§ Your goal: Copy each line with the word "quand" in it.

* BEGIN Data entries *

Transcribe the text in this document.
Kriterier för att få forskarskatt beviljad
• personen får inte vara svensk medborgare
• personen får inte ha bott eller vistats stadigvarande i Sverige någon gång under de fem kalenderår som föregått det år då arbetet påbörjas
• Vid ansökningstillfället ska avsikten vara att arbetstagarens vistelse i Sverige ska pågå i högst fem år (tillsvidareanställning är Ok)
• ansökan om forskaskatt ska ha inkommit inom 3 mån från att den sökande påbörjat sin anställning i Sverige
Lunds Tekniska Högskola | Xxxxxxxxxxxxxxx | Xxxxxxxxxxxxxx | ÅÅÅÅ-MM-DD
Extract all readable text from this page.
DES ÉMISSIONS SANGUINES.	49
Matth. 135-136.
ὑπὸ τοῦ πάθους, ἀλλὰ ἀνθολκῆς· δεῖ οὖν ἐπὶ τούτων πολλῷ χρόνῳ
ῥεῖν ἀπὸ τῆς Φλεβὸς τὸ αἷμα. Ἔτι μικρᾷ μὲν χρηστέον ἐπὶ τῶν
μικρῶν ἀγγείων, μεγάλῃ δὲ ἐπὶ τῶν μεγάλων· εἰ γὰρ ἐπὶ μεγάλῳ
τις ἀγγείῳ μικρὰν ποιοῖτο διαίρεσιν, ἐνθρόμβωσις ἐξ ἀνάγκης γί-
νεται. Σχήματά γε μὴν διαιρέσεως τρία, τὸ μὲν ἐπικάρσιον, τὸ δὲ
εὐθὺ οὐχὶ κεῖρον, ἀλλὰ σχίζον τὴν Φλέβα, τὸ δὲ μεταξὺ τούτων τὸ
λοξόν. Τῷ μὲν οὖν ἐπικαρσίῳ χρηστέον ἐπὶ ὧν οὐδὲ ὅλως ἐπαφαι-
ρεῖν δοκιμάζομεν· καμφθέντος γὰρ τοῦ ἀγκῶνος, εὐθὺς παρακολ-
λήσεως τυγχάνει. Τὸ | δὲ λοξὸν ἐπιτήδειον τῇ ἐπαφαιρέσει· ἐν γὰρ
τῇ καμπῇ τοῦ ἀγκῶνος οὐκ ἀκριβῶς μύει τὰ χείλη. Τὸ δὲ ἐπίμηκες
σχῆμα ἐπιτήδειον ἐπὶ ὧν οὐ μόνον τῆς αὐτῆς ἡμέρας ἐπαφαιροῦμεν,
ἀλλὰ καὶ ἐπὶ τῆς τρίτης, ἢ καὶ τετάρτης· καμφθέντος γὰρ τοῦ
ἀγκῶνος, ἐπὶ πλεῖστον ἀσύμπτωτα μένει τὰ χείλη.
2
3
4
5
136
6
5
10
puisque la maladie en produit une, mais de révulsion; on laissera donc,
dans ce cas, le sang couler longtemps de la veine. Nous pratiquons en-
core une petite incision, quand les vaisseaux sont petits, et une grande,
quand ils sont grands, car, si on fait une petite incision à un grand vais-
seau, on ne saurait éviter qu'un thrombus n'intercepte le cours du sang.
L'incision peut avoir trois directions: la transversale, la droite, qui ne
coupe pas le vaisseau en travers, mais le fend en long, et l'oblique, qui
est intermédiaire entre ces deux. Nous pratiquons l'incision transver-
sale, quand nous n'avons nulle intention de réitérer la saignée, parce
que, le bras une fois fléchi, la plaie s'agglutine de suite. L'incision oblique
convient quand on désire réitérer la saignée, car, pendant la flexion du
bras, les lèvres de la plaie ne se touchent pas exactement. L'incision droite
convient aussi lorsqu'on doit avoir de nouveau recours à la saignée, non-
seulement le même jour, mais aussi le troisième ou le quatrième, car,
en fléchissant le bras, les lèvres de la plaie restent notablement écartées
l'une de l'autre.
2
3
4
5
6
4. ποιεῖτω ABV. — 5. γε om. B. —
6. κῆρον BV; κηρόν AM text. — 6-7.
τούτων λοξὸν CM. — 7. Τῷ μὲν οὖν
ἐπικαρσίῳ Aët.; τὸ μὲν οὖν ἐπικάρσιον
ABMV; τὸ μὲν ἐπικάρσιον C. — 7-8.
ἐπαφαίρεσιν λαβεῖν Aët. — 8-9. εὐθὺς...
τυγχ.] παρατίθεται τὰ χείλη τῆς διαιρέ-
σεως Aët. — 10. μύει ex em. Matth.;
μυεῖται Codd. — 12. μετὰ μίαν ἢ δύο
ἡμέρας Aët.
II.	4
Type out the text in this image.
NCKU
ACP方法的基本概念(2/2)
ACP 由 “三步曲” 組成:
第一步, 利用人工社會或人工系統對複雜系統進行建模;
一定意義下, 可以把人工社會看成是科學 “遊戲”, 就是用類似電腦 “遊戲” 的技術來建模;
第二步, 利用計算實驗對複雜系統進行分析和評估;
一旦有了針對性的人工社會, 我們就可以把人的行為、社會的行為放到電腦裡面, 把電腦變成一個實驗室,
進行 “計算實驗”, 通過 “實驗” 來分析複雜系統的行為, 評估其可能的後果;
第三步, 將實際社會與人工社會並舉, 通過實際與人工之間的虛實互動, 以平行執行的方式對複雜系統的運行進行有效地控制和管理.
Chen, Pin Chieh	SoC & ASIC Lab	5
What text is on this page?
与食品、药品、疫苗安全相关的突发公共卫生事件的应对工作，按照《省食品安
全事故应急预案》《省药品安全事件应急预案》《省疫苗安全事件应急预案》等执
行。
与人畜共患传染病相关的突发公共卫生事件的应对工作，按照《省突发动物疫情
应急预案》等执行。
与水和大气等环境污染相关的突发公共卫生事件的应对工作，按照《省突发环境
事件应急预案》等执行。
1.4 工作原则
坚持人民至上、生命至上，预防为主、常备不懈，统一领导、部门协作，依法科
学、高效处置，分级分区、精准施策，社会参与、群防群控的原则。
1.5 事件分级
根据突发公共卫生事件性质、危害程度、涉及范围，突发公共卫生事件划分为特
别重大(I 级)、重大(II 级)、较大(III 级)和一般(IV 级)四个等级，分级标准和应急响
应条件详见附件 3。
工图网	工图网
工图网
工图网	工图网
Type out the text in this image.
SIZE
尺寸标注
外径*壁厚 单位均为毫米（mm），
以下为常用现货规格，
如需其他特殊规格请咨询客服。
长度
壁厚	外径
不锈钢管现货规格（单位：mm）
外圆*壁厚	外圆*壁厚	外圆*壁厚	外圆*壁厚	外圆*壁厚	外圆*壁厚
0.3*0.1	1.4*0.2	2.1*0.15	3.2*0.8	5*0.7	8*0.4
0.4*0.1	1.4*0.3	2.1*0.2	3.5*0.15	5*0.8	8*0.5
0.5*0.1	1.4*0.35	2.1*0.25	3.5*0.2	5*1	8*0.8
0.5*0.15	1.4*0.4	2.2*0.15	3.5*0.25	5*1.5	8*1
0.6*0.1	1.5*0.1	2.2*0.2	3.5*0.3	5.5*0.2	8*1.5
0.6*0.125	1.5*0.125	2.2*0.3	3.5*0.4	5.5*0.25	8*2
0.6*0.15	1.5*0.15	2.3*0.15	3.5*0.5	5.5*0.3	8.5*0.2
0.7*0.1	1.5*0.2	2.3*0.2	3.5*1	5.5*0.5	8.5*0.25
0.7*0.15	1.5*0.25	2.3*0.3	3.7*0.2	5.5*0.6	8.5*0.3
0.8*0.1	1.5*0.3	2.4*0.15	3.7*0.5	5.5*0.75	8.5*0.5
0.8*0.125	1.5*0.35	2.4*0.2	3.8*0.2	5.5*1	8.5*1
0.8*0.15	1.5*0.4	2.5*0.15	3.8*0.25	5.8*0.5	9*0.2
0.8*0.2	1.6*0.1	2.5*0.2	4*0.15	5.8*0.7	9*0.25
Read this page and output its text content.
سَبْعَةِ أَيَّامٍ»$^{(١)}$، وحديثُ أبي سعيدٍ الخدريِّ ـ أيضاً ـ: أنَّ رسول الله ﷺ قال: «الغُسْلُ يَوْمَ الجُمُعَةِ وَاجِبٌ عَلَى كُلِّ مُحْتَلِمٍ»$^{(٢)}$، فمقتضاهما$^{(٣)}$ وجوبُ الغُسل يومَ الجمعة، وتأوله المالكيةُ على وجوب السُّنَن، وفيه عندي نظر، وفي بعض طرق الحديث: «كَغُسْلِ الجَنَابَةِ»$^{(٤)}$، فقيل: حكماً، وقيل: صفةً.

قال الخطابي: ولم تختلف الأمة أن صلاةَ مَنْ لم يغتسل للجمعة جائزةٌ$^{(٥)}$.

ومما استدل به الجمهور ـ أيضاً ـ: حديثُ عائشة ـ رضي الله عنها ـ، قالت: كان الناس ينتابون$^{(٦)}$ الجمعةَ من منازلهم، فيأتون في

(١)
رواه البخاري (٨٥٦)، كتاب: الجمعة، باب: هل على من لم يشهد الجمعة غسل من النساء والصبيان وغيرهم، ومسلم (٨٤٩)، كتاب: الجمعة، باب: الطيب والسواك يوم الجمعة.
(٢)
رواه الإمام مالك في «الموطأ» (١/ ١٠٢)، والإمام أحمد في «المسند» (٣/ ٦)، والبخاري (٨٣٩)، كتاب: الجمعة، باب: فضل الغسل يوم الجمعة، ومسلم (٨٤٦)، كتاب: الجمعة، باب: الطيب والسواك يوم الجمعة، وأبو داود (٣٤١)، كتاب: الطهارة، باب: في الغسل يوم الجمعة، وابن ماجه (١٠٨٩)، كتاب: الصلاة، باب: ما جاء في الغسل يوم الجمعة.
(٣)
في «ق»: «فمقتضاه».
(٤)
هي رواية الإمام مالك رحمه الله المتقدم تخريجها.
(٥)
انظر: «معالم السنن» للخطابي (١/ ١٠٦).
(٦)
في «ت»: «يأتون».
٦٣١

* END Data entries *

§ Written solution:
core une petite incision, quand les vaisseaux sont petits, et une grande,
quand ils sont grands, car, si on fait une petite incision à un grand vais-
sale, quand nous n'avons nulle intention de réitérer la saignée, parce
convient quand on désire réitérer la saignée, car, pendant la flexion du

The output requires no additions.